### [Work to complete]
What is the count of lines that hold the word "Ridgeway"? Give only the number.

### [Source material]
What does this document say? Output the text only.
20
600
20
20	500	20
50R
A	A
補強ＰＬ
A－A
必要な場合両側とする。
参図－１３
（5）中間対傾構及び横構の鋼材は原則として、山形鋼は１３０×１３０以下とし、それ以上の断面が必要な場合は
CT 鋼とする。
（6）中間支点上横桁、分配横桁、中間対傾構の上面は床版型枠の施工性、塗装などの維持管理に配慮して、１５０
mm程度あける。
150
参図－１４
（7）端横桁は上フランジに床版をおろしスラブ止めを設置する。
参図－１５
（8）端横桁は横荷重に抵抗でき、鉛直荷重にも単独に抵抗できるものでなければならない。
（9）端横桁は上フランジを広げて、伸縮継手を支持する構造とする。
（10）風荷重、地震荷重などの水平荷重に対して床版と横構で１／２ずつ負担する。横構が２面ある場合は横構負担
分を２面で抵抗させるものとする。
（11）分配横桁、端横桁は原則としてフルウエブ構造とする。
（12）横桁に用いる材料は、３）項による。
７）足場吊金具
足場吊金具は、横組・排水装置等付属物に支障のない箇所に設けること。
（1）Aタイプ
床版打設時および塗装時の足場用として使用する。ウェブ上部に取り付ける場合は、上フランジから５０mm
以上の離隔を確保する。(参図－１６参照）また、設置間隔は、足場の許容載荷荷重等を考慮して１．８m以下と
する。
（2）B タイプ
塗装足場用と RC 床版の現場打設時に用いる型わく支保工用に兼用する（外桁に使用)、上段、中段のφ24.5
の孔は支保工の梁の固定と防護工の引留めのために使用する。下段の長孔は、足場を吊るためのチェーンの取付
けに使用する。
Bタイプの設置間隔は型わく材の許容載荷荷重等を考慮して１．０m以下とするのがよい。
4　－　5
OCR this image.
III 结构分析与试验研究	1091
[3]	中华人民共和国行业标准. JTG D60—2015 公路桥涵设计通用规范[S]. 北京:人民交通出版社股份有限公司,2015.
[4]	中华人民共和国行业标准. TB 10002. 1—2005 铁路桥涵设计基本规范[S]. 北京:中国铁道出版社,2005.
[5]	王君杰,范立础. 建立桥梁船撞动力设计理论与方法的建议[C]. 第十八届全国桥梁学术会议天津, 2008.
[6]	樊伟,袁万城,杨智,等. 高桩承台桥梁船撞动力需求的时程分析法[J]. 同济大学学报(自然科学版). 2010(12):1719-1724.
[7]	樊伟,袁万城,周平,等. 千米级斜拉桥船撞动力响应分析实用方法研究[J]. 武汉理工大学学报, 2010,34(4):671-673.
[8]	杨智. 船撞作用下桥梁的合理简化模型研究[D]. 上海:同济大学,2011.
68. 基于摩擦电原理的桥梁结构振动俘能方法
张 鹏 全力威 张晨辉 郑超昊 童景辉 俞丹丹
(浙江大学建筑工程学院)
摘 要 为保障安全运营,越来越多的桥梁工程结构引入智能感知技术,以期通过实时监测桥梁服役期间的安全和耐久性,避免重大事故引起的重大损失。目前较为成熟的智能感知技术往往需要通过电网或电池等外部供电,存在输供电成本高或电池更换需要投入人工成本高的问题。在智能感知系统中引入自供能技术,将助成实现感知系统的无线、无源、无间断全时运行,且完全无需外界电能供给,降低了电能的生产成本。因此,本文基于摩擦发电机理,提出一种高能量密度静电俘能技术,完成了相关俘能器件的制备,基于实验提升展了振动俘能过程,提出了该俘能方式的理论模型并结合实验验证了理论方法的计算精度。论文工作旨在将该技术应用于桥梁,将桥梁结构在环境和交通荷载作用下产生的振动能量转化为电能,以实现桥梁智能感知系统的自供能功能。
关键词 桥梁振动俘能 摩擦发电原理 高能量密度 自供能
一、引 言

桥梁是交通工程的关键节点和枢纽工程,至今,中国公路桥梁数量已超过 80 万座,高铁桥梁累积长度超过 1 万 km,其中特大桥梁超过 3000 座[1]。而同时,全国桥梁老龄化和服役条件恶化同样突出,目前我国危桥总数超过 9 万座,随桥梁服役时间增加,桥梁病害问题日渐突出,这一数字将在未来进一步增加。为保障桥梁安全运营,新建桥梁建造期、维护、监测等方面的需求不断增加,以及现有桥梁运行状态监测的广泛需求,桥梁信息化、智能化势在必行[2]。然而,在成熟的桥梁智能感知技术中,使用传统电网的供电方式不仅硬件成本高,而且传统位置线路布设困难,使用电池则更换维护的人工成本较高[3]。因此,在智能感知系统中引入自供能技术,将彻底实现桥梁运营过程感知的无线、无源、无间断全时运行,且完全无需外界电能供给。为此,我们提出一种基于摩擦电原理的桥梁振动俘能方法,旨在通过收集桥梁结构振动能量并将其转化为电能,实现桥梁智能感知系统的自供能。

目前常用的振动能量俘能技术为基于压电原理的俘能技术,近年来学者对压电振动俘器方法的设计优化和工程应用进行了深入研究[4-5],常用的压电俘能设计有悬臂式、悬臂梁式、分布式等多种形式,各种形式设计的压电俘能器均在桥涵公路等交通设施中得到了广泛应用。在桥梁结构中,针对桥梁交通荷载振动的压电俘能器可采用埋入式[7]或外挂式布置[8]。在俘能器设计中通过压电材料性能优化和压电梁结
--
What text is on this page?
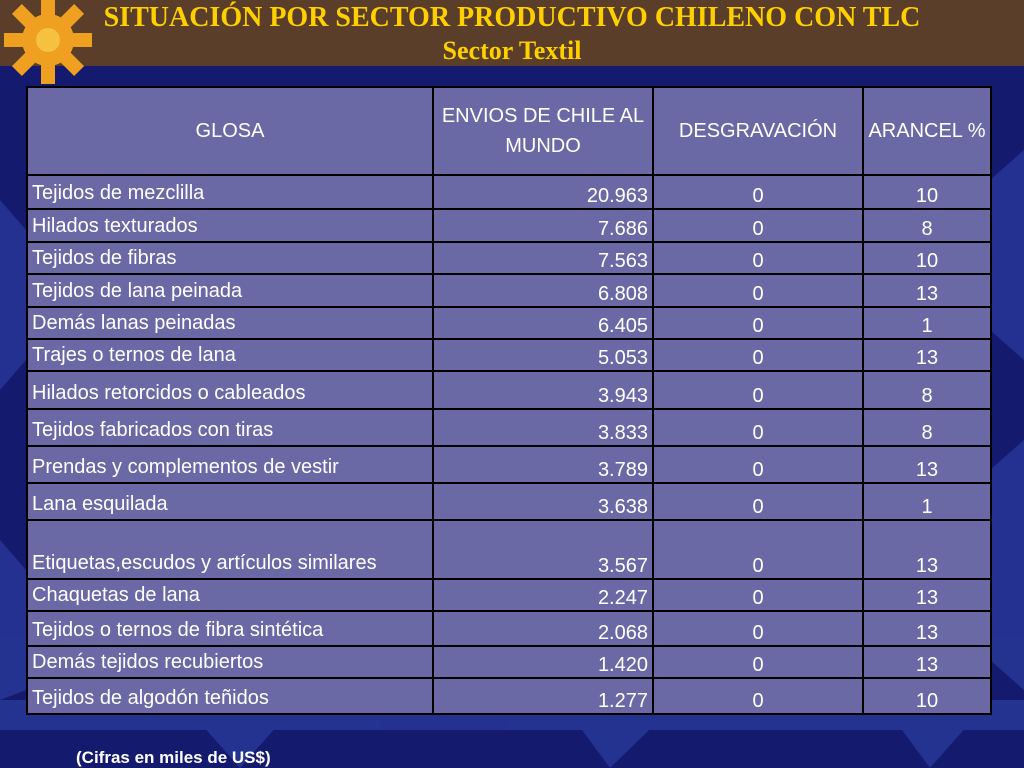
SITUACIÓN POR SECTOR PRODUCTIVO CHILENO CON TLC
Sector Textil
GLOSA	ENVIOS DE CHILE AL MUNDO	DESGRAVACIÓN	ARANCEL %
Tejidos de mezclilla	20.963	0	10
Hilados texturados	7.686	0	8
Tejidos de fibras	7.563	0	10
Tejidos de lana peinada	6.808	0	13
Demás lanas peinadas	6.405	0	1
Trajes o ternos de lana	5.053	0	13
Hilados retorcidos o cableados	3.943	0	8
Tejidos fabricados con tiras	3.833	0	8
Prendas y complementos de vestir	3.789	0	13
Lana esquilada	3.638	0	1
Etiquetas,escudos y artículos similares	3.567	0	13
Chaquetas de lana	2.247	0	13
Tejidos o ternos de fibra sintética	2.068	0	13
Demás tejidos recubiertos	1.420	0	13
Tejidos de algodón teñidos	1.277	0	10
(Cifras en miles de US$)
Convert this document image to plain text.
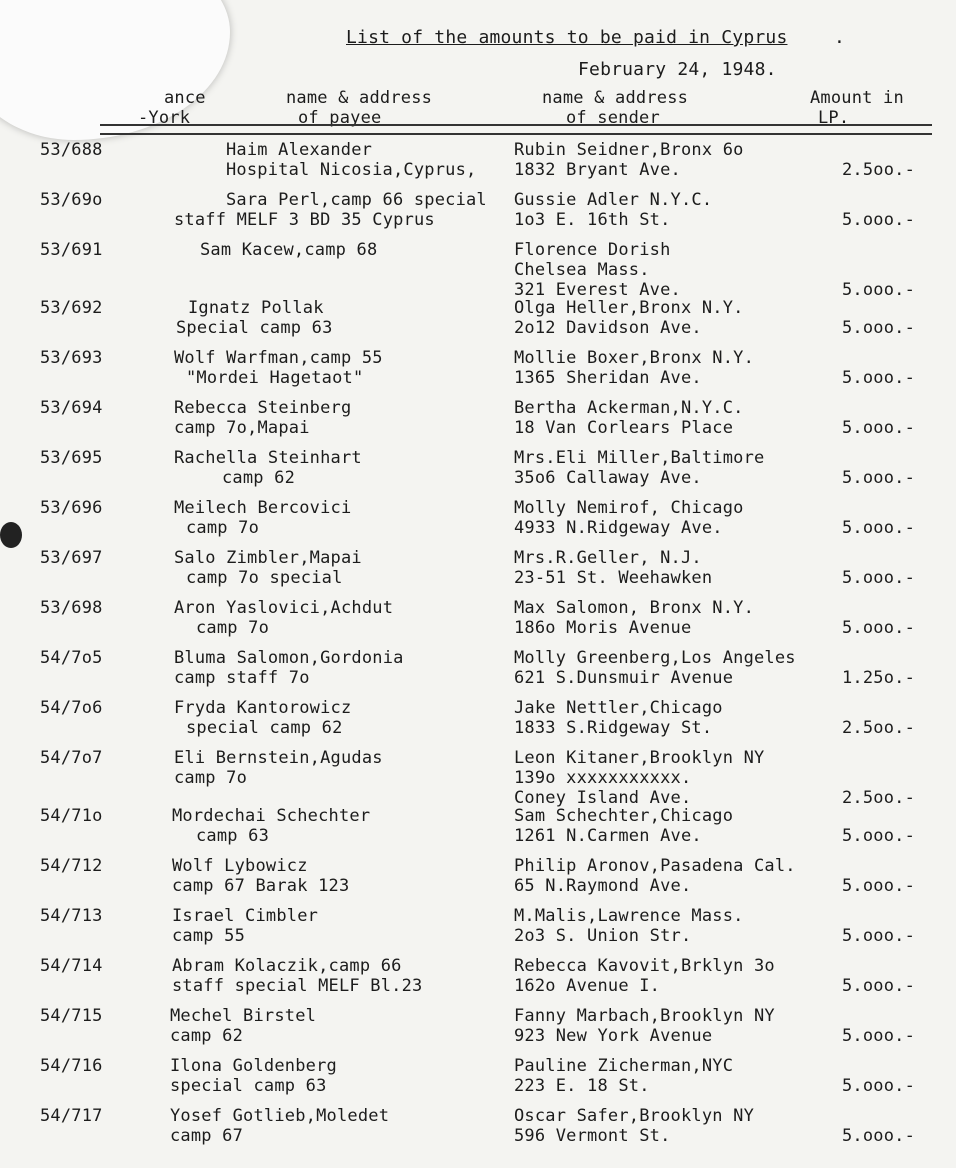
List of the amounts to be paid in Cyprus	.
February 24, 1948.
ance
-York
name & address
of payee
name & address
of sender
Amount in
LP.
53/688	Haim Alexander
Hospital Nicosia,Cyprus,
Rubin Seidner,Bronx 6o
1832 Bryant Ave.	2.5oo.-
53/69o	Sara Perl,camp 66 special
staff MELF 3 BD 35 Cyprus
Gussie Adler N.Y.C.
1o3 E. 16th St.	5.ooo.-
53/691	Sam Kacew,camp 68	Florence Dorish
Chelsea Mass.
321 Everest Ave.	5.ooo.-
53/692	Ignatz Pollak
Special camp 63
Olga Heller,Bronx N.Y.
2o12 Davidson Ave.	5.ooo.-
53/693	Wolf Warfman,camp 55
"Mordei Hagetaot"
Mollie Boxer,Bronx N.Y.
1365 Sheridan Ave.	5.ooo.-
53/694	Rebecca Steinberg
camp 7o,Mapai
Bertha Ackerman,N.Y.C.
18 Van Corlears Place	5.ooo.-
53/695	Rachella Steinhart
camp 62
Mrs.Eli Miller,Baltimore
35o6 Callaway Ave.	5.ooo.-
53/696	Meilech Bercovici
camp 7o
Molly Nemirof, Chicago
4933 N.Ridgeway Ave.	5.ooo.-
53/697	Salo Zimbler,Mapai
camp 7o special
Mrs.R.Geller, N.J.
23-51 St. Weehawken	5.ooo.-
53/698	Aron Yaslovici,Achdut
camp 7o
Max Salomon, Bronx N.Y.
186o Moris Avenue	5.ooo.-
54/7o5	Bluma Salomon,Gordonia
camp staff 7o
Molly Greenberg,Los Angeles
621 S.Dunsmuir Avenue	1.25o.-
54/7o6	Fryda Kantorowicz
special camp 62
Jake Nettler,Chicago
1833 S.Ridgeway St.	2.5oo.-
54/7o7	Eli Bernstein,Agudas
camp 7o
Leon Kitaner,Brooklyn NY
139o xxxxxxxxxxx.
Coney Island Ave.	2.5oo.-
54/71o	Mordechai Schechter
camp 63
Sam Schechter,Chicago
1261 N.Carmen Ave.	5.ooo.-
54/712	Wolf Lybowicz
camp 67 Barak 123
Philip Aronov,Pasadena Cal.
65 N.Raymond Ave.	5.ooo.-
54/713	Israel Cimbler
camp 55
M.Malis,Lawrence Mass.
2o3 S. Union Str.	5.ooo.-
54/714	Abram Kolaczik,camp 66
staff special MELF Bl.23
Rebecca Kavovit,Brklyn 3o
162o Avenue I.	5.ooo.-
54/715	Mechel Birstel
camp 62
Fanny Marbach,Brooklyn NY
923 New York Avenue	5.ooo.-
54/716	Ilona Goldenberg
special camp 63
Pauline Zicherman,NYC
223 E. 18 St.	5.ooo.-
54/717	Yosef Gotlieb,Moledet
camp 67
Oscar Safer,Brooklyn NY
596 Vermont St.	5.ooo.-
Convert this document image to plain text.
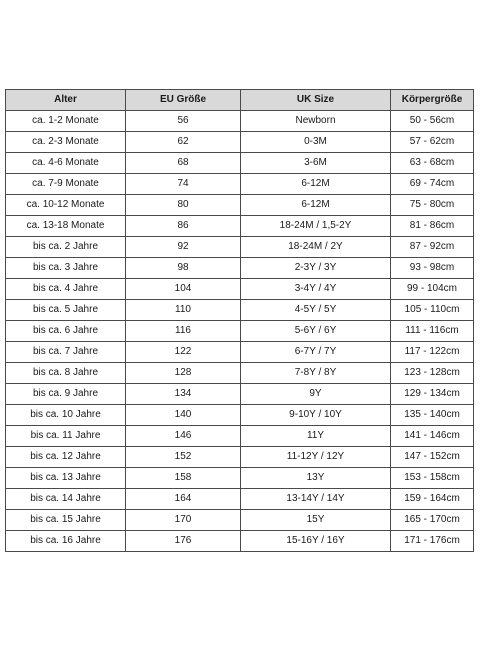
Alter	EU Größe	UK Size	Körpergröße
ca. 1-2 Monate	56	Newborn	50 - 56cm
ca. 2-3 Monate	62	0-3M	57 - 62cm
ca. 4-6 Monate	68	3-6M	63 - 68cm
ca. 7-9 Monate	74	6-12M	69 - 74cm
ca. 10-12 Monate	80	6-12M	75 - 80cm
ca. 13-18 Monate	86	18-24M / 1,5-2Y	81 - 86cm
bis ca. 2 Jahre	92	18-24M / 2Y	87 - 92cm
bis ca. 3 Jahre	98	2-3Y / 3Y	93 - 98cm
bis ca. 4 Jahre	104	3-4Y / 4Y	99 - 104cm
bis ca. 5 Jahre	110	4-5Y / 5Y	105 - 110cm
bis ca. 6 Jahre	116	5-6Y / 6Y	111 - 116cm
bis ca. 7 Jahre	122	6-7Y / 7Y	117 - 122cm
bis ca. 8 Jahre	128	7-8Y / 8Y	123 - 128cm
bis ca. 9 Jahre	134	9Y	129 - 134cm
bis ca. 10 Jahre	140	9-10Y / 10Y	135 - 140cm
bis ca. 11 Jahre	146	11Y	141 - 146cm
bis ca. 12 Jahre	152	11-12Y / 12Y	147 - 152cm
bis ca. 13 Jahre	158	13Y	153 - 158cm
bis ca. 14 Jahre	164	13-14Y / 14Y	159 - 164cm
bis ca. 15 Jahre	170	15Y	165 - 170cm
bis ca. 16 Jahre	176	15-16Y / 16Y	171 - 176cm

### [Correct output]
2